● Your task:
In the entries below, count the lines holding "Изменение". Reply with the number only.

● Input for this task:
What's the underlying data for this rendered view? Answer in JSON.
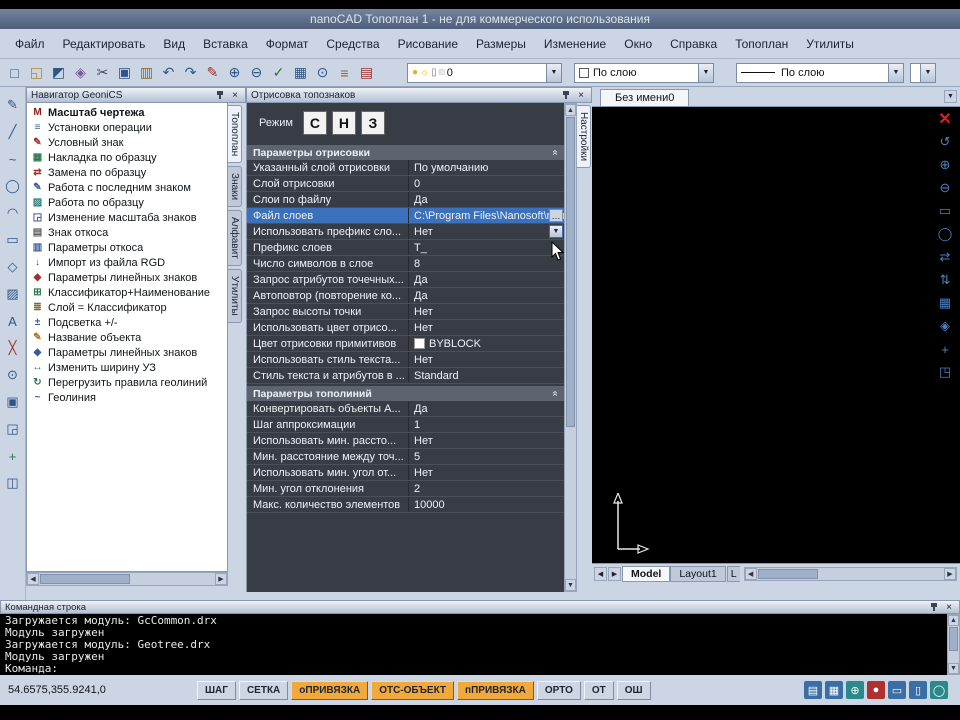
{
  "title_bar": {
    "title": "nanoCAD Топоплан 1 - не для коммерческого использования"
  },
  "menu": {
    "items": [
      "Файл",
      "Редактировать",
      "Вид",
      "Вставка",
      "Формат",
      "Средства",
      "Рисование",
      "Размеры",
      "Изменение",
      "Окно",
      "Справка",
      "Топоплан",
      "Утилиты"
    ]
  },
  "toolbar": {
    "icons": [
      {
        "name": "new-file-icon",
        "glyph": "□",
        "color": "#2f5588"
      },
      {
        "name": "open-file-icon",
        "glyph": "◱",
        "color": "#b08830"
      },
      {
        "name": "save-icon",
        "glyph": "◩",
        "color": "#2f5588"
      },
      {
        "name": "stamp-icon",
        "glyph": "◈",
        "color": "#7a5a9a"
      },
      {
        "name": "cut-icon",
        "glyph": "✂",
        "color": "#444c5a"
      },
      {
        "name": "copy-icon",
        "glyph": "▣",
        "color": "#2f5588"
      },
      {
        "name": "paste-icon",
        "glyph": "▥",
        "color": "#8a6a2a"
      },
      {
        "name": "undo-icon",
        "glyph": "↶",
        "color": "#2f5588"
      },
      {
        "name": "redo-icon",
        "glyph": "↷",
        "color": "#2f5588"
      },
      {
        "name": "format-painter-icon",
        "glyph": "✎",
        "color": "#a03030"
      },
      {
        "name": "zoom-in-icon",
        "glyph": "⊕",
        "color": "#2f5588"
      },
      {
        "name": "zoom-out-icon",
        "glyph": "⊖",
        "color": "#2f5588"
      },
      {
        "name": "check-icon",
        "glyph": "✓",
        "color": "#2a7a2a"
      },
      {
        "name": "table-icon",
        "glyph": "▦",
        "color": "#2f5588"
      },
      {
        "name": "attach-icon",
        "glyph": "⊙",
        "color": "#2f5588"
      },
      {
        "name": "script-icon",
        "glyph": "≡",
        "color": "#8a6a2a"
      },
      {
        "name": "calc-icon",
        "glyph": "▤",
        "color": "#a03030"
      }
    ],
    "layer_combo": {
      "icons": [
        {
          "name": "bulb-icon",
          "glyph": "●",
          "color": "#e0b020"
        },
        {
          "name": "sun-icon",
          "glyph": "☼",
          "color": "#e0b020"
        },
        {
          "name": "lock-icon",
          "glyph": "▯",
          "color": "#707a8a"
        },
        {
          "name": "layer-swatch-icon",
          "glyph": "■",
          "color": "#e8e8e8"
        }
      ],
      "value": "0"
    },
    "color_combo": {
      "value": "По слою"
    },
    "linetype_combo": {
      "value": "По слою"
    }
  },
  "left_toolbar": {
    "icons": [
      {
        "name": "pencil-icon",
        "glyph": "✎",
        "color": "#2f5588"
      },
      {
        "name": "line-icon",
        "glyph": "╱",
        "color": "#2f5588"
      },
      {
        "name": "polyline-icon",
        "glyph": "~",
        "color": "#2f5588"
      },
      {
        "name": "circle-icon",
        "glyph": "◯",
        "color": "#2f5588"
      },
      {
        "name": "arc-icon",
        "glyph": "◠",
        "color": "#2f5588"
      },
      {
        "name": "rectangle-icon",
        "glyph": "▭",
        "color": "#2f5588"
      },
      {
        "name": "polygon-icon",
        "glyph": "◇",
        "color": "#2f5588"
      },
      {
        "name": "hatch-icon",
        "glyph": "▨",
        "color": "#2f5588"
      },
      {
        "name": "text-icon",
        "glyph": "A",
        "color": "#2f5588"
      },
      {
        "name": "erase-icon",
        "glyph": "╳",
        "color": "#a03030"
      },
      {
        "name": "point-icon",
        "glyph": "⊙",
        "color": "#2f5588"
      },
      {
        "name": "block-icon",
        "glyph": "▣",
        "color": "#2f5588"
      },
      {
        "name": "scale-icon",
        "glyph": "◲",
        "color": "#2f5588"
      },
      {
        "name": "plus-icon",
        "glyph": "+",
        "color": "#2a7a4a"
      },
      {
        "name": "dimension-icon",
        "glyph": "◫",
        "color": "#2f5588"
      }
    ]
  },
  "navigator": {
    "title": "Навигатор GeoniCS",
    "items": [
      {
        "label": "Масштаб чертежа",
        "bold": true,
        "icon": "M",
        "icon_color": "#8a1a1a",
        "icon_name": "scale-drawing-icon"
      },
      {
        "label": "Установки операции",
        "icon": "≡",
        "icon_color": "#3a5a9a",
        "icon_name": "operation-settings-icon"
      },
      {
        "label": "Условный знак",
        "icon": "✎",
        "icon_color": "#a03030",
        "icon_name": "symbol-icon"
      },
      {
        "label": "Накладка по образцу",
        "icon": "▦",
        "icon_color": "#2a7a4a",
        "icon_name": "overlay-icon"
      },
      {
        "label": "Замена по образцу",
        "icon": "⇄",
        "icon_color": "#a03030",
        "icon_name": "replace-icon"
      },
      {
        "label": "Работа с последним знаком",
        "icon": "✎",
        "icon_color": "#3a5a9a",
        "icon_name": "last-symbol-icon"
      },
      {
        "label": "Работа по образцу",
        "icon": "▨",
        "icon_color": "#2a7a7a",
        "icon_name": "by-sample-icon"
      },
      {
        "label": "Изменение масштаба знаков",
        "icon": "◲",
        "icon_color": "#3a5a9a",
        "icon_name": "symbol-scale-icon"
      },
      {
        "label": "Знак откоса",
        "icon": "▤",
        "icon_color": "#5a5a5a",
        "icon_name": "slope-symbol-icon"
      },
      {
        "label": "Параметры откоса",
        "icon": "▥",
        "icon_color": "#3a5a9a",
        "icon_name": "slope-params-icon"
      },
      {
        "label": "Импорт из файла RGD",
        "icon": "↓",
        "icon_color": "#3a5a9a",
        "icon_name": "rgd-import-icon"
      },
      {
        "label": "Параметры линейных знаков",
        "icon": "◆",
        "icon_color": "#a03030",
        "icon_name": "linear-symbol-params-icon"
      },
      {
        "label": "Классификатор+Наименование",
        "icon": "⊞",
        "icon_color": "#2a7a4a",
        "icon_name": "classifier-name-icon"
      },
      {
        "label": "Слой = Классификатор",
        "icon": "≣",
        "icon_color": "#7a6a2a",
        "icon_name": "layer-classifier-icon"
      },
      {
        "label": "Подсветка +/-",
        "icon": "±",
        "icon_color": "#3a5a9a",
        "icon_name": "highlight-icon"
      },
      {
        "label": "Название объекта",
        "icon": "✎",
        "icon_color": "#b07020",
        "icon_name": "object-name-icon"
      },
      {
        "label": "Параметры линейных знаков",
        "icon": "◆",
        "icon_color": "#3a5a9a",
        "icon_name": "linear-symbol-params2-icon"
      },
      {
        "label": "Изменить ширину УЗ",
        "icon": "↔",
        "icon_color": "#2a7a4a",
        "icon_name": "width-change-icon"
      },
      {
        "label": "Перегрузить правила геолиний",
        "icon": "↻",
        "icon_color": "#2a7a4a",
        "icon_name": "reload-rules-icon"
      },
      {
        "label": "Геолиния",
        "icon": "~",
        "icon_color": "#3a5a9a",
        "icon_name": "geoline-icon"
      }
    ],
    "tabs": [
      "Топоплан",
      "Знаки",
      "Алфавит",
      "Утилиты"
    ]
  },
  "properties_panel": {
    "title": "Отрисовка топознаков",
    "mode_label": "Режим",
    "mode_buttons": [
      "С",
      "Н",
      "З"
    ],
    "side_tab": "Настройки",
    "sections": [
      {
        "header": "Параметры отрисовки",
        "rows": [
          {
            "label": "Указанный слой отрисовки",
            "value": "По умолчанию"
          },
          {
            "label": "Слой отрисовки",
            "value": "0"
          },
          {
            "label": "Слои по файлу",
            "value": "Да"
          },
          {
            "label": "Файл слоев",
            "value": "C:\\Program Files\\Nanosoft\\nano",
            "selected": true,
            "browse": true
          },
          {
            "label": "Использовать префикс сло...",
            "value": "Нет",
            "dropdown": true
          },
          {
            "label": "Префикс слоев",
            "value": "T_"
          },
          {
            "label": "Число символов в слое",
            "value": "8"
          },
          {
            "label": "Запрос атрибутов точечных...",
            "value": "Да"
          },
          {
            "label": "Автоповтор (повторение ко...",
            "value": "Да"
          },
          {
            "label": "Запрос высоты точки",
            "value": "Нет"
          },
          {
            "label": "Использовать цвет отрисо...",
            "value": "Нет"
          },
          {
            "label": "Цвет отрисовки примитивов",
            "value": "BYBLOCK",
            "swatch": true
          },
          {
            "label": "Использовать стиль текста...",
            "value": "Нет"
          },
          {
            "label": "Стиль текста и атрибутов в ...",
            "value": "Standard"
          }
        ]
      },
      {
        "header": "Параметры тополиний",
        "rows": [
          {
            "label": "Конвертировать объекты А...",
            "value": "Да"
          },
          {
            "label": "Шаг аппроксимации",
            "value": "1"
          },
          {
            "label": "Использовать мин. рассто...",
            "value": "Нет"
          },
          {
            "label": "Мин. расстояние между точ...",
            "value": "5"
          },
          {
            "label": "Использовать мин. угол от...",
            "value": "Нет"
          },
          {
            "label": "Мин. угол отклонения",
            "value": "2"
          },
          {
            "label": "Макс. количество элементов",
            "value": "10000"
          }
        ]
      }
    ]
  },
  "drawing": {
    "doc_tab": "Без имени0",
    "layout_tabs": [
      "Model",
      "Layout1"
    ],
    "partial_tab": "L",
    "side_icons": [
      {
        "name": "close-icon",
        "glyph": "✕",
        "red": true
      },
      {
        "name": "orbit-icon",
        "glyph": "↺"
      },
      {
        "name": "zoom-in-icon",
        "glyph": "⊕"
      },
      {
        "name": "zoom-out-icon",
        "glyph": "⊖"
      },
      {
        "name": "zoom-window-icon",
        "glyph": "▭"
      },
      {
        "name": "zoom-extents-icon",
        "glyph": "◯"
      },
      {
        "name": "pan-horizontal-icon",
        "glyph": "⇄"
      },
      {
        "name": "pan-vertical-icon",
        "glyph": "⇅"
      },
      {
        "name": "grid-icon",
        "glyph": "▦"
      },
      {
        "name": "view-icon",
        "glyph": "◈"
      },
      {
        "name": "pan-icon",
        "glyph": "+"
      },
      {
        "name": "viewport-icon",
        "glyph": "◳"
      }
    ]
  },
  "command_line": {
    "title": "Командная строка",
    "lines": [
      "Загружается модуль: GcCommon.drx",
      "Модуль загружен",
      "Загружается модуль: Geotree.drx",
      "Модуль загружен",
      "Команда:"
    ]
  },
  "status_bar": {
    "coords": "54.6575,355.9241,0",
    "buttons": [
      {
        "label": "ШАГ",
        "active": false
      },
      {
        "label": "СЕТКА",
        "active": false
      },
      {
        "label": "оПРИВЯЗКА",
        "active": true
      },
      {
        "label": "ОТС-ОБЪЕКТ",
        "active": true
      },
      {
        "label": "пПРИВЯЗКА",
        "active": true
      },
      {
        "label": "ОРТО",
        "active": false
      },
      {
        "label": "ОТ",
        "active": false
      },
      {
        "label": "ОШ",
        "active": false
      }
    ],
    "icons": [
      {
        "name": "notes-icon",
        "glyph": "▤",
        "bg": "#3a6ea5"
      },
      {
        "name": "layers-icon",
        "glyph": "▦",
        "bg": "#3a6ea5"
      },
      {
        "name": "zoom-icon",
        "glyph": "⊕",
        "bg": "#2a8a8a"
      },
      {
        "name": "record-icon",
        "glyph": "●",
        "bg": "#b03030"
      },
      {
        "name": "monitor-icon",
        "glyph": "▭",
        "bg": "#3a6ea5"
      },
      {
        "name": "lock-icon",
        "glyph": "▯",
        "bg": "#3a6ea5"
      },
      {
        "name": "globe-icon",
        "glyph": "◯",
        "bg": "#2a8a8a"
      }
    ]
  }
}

==

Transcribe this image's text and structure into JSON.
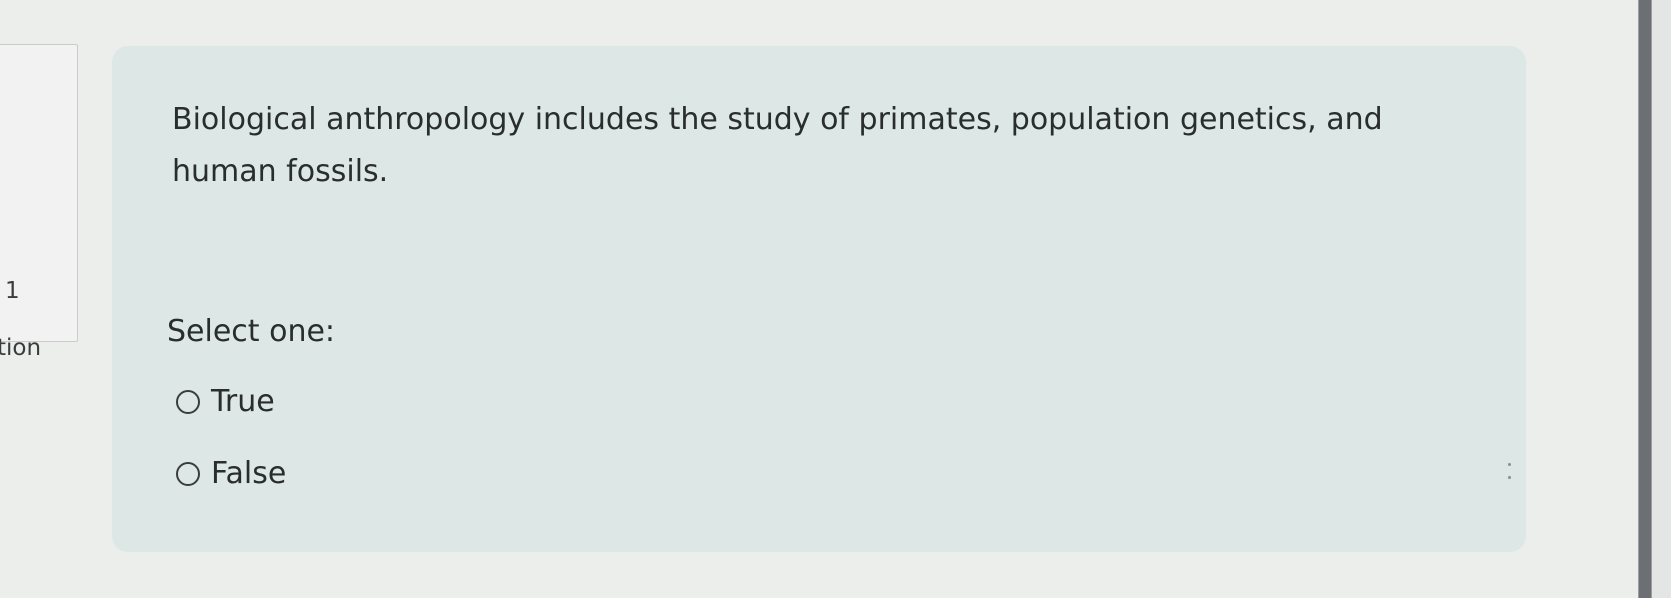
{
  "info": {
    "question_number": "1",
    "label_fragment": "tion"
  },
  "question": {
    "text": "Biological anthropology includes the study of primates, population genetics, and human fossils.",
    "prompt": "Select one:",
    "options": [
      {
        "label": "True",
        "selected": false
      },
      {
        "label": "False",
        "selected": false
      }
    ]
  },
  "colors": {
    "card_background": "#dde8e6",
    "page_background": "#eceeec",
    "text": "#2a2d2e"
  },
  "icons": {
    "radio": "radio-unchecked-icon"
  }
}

--

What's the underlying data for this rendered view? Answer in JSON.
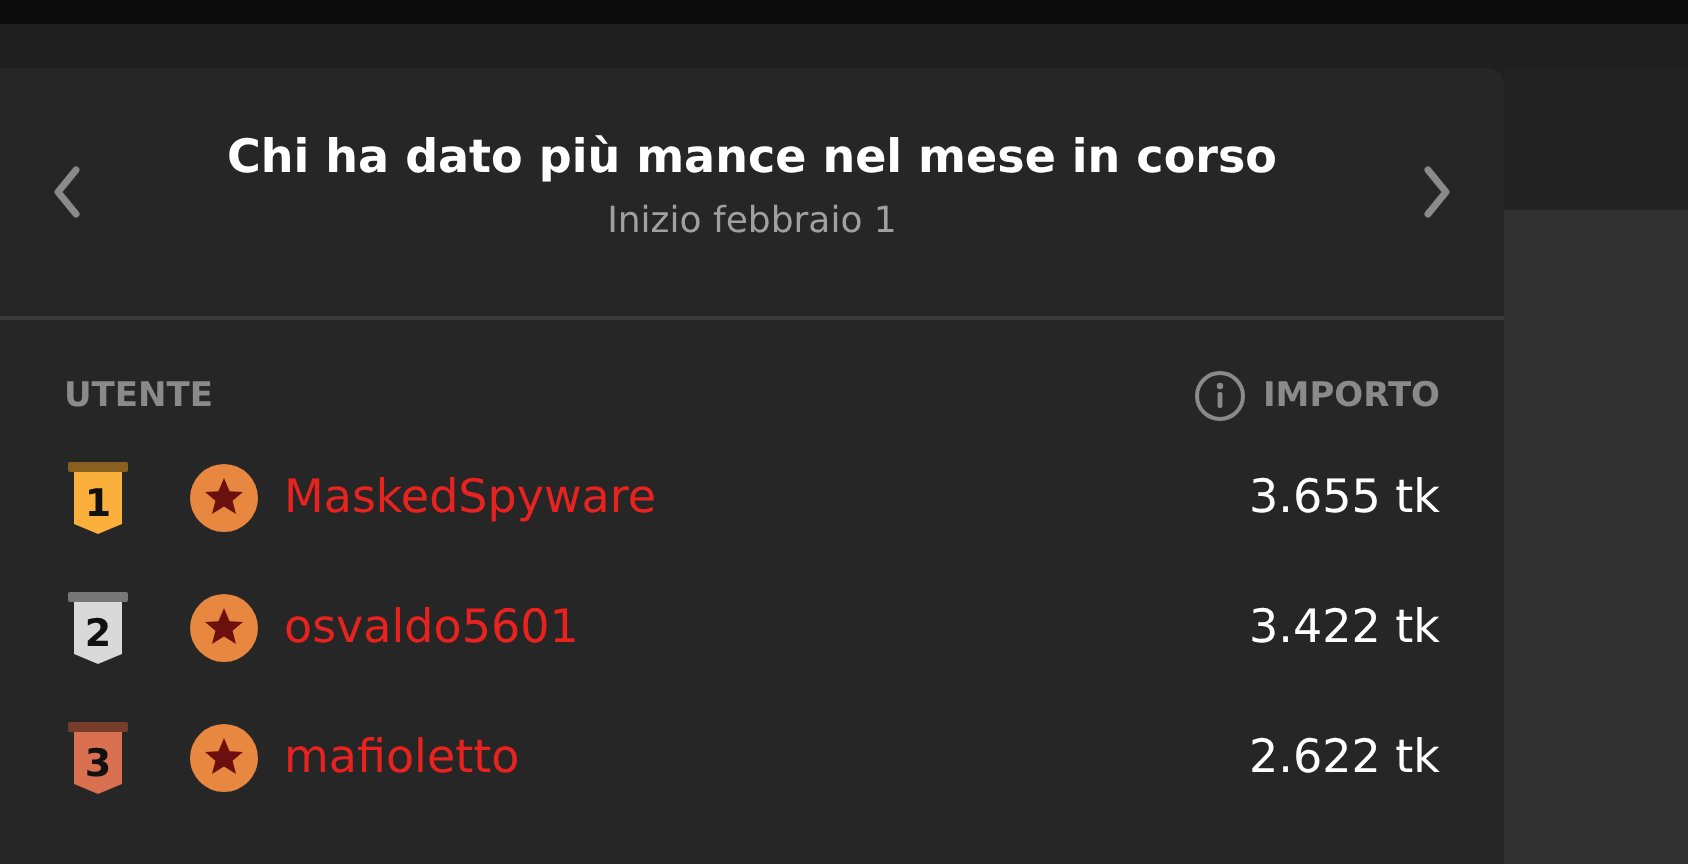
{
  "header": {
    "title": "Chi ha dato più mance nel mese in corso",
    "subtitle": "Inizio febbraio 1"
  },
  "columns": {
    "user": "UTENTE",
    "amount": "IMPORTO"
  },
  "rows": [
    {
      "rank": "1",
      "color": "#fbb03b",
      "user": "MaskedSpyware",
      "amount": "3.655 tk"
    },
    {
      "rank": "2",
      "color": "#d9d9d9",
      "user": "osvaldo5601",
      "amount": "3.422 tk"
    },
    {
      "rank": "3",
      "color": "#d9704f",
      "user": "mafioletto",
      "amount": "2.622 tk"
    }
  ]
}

● Output for this exercise:
2